**Given entries**
—————

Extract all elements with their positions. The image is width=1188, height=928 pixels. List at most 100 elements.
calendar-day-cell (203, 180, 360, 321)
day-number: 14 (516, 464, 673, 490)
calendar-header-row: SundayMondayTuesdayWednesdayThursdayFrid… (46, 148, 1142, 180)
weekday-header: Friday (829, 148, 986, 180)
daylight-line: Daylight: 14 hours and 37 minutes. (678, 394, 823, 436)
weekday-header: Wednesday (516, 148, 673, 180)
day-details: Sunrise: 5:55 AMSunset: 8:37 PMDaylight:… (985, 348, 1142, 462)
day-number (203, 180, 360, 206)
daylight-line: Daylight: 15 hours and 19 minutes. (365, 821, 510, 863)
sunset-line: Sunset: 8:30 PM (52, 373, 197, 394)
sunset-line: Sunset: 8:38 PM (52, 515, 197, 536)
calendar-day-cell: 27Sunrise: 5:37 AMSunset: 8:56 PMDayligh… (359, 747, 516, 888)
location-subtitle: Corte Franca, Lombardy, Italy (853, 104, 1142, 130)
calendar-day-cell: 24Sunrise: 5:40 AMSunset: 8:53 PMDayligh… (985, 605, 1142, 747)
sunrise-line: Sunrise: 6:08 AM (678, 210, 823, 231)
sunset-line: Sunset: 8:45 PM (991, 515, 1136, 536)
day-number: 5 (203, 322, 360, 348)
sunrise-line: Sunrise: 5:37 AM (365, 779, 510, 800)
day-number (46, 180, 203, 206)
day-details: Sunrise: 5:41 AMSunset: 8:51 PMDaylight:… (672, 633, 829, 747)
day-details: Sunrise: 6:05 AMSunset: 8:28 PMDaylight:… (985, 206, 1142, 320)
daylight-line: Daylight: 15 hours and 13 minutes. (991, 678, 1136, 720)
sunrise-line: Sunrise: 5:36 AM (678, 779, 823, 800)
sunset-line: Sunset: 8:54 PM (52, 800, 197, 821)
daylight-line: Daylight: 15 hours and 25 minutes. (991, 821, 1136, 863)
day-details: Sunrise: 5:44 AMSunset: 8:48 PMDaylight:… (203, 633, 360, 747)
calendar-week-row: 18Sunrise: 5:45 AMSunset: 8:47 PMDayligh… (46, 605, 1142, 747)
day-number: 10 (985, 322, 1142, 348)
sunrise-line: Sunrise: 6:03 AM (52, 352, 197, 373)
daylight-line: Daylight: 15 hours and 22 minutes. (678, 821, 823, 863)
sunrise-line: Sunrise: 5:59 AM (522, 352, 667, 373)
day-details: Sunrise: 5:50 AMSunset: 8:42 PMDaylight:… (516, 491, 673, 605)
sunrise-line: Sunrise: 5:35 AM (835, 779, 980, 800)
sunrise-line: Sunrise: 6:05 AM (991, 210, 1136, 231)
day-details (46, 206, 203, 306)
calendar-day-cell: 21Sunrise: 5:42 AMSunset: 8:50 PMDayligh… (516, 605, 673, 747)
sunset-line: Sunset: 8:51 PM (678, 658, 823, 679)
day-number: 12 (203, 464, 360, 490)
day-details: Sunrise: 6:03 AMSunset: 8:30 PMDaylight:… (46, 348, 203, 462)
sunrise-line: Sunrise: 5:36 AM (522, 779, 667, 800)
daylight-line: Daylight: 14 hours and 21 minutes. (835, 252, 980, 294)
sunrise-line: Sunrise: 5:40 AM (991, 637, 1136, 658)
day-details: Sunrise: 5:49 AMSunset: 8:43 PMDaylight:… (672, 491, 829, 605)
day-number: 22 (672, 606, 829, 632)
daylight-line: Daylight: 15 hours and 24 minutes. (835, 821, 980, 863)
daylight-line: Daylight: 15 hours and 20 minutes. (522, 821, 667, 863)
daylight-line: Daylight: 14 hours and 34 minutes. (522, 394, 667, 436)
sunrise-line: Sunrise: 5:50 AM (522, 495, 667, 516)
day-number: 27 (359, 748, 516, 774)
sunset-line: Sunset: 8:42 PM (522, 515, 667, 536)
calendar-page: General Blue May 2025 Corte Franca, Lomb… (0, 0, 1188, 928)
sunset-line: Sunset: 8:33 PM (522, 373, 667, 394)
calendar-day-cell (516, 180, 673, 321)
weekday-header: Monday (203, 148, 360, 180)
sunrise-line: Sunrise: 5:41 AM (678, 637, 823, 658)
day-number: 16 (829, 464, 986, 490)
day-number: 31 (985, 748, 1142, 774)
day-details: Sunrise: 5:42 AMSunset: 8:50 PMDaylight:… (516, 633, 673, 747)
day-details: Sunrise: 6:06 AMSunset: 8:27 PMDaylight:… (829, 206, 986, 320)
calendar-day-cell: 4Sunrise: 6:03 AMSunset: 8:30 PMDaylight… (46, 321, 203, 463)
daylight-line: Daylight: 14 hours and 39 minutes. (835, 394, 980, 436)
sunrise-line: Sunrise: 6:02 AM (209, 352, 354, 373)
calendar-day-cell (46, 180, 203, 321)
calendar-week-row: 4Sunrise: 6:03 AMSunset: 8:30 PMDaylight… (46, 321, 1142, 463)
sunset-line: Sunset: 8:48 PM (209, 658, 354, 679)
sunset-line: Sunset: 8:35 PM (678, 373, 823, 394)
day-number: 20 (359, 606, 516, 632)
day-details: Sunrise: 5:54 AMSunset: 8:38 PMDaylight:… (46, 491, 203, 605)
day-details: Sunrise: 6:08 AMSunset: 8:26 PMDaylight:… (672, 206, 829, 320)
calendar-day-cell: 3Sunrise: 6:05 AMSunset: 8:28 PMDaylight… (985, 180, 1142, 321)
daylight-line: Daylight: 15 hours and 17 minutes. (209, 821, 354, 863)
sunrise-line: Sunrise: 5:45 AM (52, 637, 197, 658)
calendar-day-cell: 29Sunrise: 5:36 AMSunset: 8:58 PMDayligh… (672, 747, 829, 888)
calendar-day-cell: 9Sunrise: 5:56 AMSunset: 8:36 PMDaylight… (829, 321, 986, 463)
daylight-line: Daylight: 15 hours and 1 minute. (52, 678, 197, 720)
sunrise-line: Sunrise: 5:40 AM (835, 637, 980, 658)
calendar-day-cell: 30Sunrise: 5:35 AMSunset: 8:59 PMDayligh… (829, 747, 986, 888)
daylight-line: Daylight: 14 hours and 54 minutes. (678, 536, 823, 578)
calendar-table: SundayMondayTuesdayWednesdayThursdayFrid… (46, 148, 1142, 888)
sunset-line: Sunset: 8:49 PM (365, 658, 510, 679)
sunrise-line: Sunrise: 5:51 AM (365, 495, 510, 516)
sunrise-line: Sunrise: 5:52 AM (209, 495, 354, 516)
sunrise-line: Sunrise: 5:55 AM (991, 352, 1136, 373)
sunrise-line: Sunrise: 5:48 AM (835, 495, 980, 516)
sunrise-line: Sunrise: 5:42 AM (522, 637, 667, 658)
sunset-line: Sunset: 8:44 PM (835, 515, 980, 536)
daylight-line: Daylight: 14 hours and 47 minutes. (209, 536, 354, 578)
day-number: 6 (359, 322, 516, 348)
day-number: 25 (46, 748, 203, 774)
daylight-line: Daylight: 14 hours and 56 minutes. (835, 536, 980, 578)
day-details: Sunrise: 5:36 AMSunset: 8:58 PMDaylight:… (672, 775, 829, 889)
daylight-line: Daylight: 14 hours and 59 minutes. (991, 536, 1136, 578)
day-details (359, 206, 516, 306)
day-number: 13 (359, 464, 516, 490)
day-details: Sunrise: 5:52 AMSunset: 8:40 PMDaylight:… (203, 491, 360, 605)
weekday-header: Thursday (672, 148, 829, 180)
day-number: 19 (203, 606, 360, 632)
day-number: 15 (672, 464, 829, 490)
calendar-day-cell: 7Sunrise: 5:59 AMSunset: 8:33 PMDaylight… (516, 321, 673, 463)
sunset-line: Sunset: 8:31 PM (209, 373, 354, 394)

—————

Reproduce every item above line by line, with no change to any character.

Extract all elements with their positions. The image is width=1188, height=928 pixels. List at most 100 elements.
calendar-day-cell (203, 180, 360, 321)
day-number: 14 (516, 464, 673, 490)
calendar-header-row: SundayMondayTuesdayWednesdayThursdayFrid… (46, 148, 1142, 180)
weekday-header: Friday (829, 148, 986, 180)
daylight-line: Daylight: 14 hours and 37 minutes. (678, 394, 823, 436)
weekday-header: Wednesday (516, 148, 673, 180)
day-details: Sunrise: 5:55 AMSunset: 8:37 PMDaylight:… (985, 348, 1142, 462)
day-number (203, 180, 360, 206)
daylight-line: Daylight: 15 hours and 19 minutes. (365, 821, 510, 863)
sunset-line: Sunset: 8:30 PM (52, 373, 197, 394)
sunset-line: Sunset: 8:38 PM (52, 515, 197, 536)
calendar-day-cell: 27Sunrise: 5:37 AMSunset: 8:56 PMDayligh… (359, 747, 516, 888)
location-subtitle: Corte Franca, Lombardy, Italy (853, 104, 1142, 130)
calendar-day-cell: 24Sunrise: 5:40 AMSunset: 8:53 PMDayligh… (985, 605, 1142, 747)
sunrise-line: Sunrise: 6:08 AM (678, 210, 823, 231)
sunset-line: Sunset: 8:45 PM (991, 515, 1136, 536)
day-number: 5 (203, 322, 360, 348)
sunrise-line: Sunrise: 5:37 AM (365, 779, 510, 800)
day-number (46, 180, 203, 206)
day-details: Sunrise: 5:41 AMSunset: 8:51 PMDaylight:… (672, 633, 829, 747)
day-details: Sunrise: 6:05 AMSunset: 8:28 PMDaylight:… (985, 206, 1142, 320)
daylight-line: Daylight: 15 hours and 13 minutes. (991, 678, 1136, 720)
sunrise-line: Sunrise: 5:36 AM (678, 779, 823, 800)
sunset-line: Sunset: 8:54 PM (52, 800, 197, 821)
daylight-line: Daylight: 15 hours and 25 minutes. (991, 821, 1136, 863)
day-details: Sunrise: 5:44 AMSunset: 8:48 PMDaylight:… (203, 633, 360, 747)
calendar-week-row: 18Sunrise: 5:45 AMSunset: 8:47 PMDayligh… (46, 605, 1142, 747)
day-number: 10 (985, 322, 1142, 348)
sunrise-line: Sunrise: 6:03 AM (52, 352, 197, 373)
daylight-line: Daylight: 15 hours and 22 minutes. (678, 821, 823, 863)
sunrise-line: Sunrise: 5:59 AM (522, 352, 667, 373)
day-details: Sunrise: 5:50 AMSunset: 8:42 PMDaylight:… (516, 491, 673, 605)
sunrise-line: Sunrise: 5:35 AM (835, 779, 980, 800)
sunrise-line: Sunrise: 6:05 AM (991, 210, 1136, 231)
day-details (46, 206, 203, 306)
calendar-day-cell: 21Sunrise: 5:42 AMSunset: 8:50 PMDayligh… (516, 605, 673, 747)
sunset-line: Sunset: 8:51 PM (678, 658, 823, 679)
day-number: 12 (203, 464, 360, 490)
day-details: Sunrise: 6:03 AMSunset: 8:30 PMDaylight:… (46, 348, 203, 462)
sunrise-line: Sunrise: 5:36 AM (522, 779, 667, 800)
daylight-line: Daylight: 14 hours and 21 minutes. (835, 252, 980, 294)
sunrise-line: Sunrise: 5:40 AM (991, 637, 1136, 658)
day-details: Sunrise: 5:49 AMSunset: 8:43 PMDaylight:… (672, 491, 829, 605)
day-number: 22 (672, 606, 829, 632)
daylight-line: Daylight: 15 hours and 24 minutes. (835, 821, 980, 863)
daylight-line: Daylight: 15 hours and 20 minutes. (522, 821, 667, 863)
daylight-line: Daylight: 14 hours and 34 minutes. (522, 394, 667, 436)
sunrise-line: Sunrise: 5:50 AM (522, 495, 667, 516)
day-number: 27 (359, 748, 516, 774)
sunset-line: Sunset: 8:42 PM (522, 515, 667, 536)
calendar-page: General Blue May 2025 Corte Franca, Lomb… (0, 0, 1188, 928)
sunset-line: Sunset: 8:33 PM (522, 373, 667, 394)
calendar-day-cell (516, 180, 673, 321)
weekday-header: Monday (203, 148, 360, 180)
sunrise-line: Sunrise: 5:41 AM (678, 637, 823, 658)
day-number: 16 (829, 464, 986, 490)
day-number: 31 (985, 748, 1142, 774)
day-details: Sunrise: 5:42 AMSunset: 8:50 PMDaylight:… (516, 633, 673, 747)
day-details: Sunrise: 6:06 AMSunset: 8:27 PMDaylight:… (829, 206, 986, 320)
calendar-day-cell: 4Sunrise: 6:03 AMSunset: 8:30 PMDaylight… (46, 321, 203, 463)
daylight-line: Daylight: 14 hours and 39 minutes. (835, 394, 980, 436)
sunrise-line: Sunrise: 6:02 AM (209, 352, 354, 373)
calendar-day-cell (46, 180, 203, 321)
calendar-week-row: 4Sunrise: 6:03 AMSunset: 8:30 PMDaylight… (46, 321, 1142, 463)
sunset-line: Sunset: 8:48 PM (209, 658, 354, 679)
sunset-line: Sunset: 8:35 PM (678, 373, 823, 394)
day-number: 20 (359, 606, 516, 632)
day-details: Sunrise: 5:54 AMSunset: 8:38 PMDaylight:… (46, 491, 203, 605)
day-details: Sunrise: 6:08 AMSunset: 8:26 PMDaylight:… (672, 206, 829, 320)
calendar-day-cell: 3Sunrise: 6:05 AMSunset: 8:28 PMDaylight… (985, 180, 1142, 321)
daylight-line: Daylight: 15 hours and 17 minutes. (209, 821, 354, 863)
sunrise-line: Sunrise: 5:45 AM (52, 637, 197, 658)
calendar-day-cell: 29Sunrise: 5:36 AMSunset: 8:58 PMDayligh… (672, 747, 829, 888)
calendar-day-cell: 9Sunrise: 5:56 AMSunset: 8:36 PMDaylight… (829, 321, 986, 463)
daylight-line: Daylight: 15 hours and 1 minute. (52, 678, 197, 720)
sunrise-line: Sunrise: 5:40 AM (835, 637, 980, 658)
calendar-day-cell: 30Sunrise: 5:35 AMSunset: 8:59 PMDayligh… (829, 747, 986, 888)
daylight-line: Daylight: 14 hours and 54 minutes. (678, 536, 823, 578)
calendar-table: SundayMondayTuesdayWednesdayThursdayFrid… (46, 148, 1142, 888)
sunset-line: Sunset: 8:49 PM (365, 658, 510, 679)
sunrise-line: Sunrise: 5:51 AM (365, 495, 510, 516)
sunrise-line: Sunrise: 5:52 AM (209, 495, 354, 516)
sunrise-line: Sunrise: 5:55 AM (991, 352, 1136, 373)
sunrise-line: Sunrise: 5:48 AM (835, 495, 980, 516)
sunrise-line: Sunrise: 5:42 AM (522, 637, 667, 658)
sunset-line: Sunset: 8:44 PM (835, 515, 980, 536)
daylight-line: Daylight: 14 hours and 47 minutes. (209, 536, 354, 578)
day-number: 6 (359, 322, 516, 348)
day-number: 25 (46, 748, 203, 774)
daylight-line: Daylight: 14 hours and 56 minutes. (835, 536, 980, 578)
day-details: Sunrise: 5:36 AMSunset: 8:58 PMDaylight:… (672, 775, 829, 889)
daylight-line: Daylight: 14 hours and 59 minutes. (991, 536, 1136, 578)
day-details (359, 206, 516, 306)
day-number: 13 (359, 464, 516, 490)
day-details: Sunrise: 5:52 AMSunset: 8:40 PMDaylight:… (203, 491, 360, 605)
weekday-header: Thursday (672, 148, 829, 180)
day-number: 19 (203, 606, 360, 632)
day-number: 15 (672, 464, 829, 490)
calendar-day-cell: 7Sunrise: 5:59 AMSunset: 8:33 PMDaylight… (516, 321, 673, 463)
sunset-line: Sunset: 8:31 PM (209, 373, 354, 394)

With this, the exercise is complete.